** start Input rows **

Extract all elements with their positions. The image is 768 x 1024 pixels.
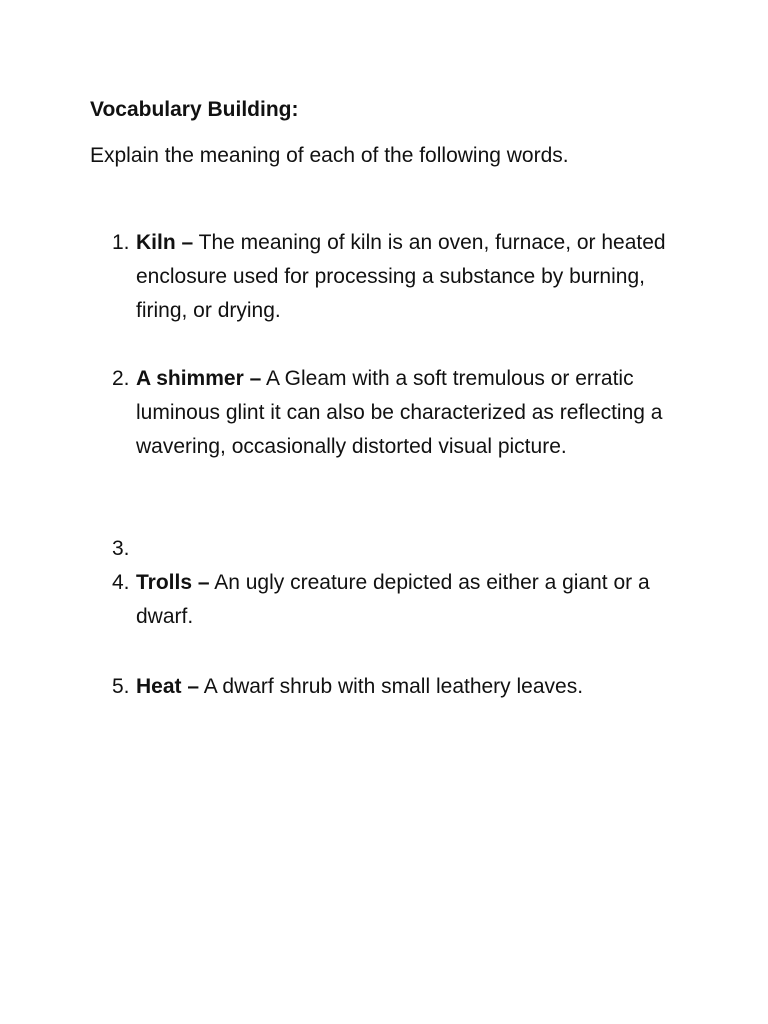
section-heading: Vocabulary Building: <box>90 98 299 121</box>
item-term: Heat – <box>136 675 200 698</box>
item-body <box>136 226 696 328</box>
item-number: 5. <box>112 675 130 698</box>
item-number: 1. <box>112 231 130 254</box>
item-term: A shimmer – <box>136 367 262 390</box>
item-body <box>136 362 696 464</box>
item-term: Trolls – <box>136 571 210 594</box>
item-number: 2. <box>112 367 130 390</box>
item-number: 3. <box>112 537 130 560</box>
item-number: 4. <box>112 571 130 594</box>
item-body <box>136 670 696 704</box>
item-definition: A Gleam with a soft tremulous or erratic luminous glint it can also be characterized as reflecting a wavering, occasionally distorted visual picture. <box>136 367 663 458</box>
instruction-text: Explain the meaning of each of the following words. <box>90 144 569 167</box>
item-term: Kiln – <box>136 231 194 254</box>
item-body <box>136 566 696 634</box>
item-definition: An ugly creature depicted as either a giant or a dwarf. <box>136 571 650 628</box>
item-definition: A dwarf shrub with small leathery leaves. <box>203 675 584 698</box>
item-definition: The meaning of kiln is an oven, furnace, or heated enclosure used for processing a substance by burning, firing, or drying. <box>136 231 666 322</box>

** end Input rows **

Problem details
Can you reproduce the listing above line for line, without any change, and leave out the pictures?

Expected output
Extract all elements with their positions. The image is 768 x 1024 pixels.
section-heading: Vocabulary Building: <box>90 98 299 121</box>
item-term: Heat – <box>136 675 200 698</box>
item-body <box>136 226 696 328</box>
item-number: 5. <box>112 675 130 698</box>
item-number: 1. <box>112 231 130 254</box>
item-term: A shimmer – <box>136 367 262 390</box>
item-body <box>136 362 696 464</box>
item-term: Trolls – <box>136 571 210 594</box>
item-number: 2. <box>112 367 130 390</box>
item-number: 3. <box>112 537 130 560</box>
item-number: 4. <box>112 571 130 594</box>
item-body <box>136 670 696 704</box>
item-definition: A Gleam with a soft tremulous or erratic luminous glint it can also be characterized as reflecting a wavering, occasionally distorted visual picture. <box>136 367 663 458</box>
instruction-text: Explain the meaning of each of the following words. <box>90 144 569 167</box>
item-term: Kiln – <box>136 231 194 254</box>
item-body <box>136 566 696 634</box>
item-definition: An ugly creature depicted as either a giant or a dwarf. <box>136 571 650 628</box>
item-definition: A dwarf shrub with small leathery leaves. <box>203 675 584 698</box>
item-definition: The meaning of kiln is an oven, furnace, or heated enclosure used for processing a substance by burning, firing, or drying. <box>136 231 666 322</box>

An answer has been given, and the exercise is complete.